Photography Encyclopedia: itinerant photographers

Itinerant photographers today are mainly active in regions like rural India and the Andes where camera ownership is small and studios rare. But in the 19th century, itinerants, mainly portraitists, abounded in Europe and North America, initially outnumbering fixed studios.

Among the earliest travelling daguerreotypists was the Swiss Johann Baptist Isenring, who toured southern Germany with a mobile studio in 1841-2 before eventually settling in St Gall. Also well documented are operators in the north German duchies of Schleswig and Holstein between 1839 and the revolutions of 1848-9. Information about the daguerreotype process had reached towns like Kiel and Lübeck by the autumn of 1839, and the first pictures were soon available there. Between 1839 and 1848, c.65 photographers (all but one exclusively daguerreotypists) were active in the duchies, including 48 itinerants, some of whom also visited Hamburg, Denmark, and Norway. Usual practice was to set up in rented premises in a market or coastal town, advertise in the press, and stay for a few days or weeks until demand flagged. Many individuals also plied additional trades, as opticians, miniaturists, or showmen of technical gadgets. An interesting case study is that of Gregor Renard (1814-85), who had trained as a silhouettist and portrait and porcelain painter before taking up daguerreotypy in 1843. Then, using whichever skill was needed, he toured Denmark and the duchies before finally opening a studio in Kiel in 1847. Two of his brothers had similar careers. Many of the surviving portraits by Renard and his contemporaries, of merchants, farmers, small-town bigwigs, and their families, are of respectable quality. The plunge in prices during the decade suggests a marked increase in production.

• OBJECTIVE: Write out, word for word, everything in the passage on itinerant photographers from "Photography Encyclopedia: itinerant" down to "outnumbering fixed studios.".

• DATASET CONTENT:
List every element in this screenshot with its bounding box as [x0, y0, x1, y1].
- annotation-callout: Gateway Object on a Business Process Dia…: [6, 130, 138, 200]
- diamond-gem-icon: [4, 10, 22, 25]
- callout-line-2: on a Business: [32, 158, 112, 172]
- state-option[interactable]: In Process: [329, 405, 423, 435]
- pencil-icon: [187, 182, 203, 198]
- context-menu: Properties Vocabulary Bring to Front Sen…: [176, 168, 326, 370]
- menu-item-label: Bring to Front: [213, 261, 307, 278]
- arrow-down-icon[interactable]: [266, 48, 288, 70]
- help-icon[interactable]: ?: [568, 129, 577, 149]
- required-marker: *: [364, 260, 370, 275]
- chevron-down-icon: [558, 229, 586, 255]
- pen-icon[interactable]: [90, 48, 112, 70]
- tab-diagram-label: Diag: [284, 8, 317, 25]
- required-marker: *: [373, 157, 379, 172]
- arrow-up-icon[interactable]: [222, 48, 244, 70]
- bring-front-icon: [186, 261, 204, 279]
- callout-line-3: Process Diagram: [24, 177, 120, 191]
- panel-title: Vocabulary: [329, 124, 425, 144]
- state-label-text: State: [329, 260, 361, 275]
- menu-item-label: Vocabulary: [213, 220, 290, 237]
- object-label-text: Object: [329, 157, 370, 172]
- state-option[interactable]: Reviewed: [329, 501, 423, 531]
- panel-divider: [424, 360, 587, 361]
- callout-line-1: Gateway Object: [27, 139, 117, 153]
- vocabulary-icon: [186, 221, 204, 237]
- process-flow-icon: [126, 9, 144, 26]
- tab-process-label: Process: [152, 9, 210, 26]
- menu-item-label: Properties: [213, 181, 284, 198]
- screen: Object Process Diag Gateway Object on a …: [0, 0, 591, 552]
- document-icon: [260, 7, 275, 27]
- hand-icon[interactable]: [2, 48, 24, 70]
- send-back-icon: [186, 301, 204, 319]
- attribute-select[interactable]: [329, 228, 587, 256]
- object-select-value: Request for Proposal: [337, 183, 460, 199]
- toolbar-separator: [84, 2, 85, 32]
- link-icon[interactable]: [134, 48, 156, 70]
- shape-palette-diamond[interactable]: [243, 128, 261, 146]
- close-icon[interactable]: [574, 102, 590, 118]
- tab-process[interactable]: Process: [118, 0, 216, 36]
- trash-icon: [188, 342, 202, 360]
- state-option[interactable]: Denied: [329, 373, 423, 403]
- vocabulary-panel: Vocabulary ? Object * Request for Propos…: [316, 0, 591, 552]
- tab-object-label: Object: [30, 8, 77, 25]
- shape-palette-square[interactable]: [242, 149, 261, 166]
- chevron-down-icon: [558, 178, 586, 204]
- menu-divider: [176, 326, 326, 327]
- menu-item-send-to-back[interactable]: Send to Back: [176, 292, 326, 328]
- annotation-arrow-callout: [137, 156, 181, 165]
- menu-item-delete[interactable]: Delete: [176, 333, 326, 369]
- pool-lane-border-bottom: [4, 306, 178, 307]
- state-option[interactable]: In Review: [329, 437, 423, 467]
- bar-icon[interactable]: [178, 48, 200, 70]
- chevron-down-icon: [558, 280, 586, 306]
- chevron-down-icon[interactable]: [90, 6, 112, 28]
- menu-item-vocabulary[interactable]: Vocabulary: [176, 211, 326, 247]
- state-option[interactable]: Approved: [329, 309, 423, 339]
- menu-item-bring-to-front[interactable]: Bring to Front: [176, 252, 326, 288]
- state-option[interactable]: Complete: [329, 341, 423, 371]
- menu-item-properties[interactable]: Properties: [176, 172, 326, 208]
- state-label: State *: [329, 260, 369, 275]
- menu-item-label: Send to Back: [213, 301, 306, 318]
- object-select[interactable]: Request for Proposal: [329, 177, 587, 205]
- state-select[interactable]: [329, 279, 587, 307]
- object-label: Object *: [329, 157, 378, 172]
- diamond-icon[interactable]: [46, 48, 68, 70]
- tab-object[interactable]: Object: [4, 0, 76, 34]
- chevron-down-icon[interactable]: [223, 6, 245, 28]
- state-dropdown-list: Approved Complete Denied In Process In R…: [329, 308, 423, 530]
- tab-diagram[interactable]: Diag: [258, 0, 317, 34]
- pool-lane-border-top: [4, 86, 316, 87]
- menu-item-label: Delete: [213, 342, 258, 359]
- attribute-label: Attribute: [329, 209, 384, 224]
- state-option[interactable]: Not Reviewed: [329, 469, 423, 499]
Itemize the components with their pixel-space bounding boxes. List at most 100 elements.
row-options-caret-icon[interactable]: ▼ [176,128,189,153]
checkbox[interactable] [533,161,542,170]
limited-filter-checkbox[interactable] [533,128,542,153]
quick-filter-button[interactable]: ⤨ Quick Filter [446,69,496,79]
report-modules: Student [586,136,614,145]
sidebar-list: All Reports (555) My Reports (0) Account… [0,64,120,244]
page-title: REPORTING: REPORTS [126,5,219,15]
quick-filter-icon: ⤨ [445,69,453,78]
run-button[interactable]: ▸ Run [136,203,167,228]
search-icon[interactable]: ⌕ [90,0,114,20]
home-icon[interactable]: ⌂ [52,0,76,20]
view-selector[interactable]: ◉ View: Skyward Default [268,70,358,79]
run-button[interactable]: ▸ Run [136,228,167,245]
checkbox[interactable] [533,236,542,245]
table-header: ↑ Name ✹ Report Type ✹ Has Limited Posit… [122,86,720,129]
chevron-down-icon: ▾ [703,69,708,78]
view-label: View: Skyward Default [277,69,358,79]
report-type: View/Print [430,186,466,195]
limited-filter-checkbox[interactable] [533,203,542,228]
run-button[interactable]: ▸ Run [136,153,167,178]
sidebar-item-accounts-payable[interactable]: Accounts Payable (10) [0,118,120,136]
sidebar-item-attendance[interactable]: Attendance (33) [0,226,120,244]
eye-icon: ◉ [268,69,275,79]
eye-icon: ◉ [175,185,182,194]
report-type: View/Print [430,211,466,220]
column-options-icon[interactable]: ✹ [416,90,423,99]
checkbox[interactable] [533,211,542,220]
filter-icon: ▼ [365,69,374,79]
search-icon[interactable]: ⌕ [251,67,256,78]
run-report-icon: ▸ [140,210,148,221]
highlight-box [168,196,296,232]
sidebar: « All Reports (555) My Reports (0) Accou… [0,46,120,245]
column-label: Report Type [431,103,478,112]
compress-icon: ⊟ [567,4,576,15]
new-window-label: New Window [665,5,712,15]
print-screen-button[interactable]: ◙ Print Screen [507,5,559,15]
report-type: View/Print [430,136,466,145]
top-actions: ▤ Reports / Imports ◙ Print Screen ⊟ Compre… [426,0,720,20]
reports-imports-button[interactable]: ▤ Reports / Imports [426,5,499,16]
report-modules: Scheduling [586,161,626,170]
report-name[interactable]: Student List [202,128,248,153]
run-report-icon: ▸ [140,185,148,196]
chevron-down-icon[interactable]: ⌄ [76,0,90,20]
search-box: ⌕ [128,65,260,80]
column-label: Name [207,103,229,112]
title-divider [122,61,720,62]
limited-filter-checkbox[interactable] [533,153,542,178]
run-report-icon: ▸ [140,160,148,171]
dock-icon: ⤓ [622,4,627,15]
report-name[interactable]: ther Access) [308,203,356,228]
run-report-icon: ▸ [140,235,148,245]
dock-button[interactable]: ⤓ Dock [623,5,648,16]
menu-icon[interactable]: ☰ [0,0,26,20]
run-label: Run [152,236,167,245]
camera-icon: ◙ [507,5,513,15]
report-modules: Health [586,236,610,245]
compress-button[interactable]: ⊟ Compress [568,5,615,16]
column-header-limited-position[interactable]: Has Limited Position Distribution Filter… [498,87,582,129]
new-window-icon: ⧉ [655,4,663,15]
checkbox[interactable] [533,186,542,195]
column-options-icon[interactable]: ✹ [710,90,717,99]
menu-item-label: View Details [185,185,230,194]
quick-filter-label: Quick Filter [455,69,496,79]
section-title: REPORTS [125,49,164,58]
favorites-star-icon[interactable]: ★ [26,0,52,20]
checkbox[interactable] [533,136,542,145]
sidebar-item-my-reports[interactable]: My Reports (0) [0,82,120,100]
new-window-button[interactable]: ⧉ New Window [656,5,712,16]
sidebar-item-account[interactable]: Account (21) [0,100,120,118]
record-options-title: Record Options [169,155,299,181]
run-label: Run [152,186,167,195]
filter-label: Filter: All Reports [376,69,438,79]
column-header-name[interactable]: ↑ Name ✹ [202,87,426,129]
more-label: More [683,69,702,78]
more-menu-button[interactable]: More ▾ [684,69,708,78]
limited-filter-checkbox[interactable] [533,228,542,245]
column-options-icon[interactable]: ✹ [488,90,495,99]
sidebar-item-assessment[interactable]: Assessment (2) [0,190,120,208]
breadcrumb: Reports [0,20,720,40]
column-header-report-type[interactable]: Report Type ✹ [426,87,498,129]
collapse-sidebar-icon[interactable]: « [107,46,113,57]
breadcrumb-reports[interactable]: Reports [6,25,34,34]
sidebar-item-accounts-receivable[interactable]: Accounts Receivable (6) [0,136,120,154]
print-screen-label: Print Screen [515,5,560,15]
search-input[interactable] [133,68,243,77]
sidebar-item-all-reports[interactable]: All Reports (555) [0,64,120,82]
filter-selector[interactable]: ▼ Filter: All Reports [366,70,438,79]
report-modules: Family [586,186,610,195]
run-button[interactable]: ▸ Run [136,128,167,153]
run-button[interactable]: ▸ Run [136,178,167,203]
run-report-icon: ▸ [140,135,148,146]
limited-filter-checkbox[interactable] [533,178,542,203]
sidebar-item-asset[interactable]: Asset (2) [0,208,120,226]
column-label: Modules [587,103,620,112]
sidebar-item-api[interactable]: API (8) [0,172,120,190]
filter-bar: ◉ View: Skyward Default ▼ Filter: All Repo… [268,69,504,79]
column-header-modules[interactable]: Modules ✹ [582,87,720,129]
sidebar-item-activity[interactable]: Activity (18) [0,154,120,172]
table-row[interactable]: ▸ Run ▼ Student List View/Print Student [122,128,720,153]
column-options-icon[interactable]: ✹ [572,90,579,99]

• WRITTEN RESPONSE:
Photography Encyclopedia: itinerant photographers

Itinerant photographers today are mainly active in regions like rural India and the Andes where camera ownership is small and studios rare. But in the 19th century, itinerants, mainly portraitists, abounded in Europe and North America, initially outnumbering fixed studios.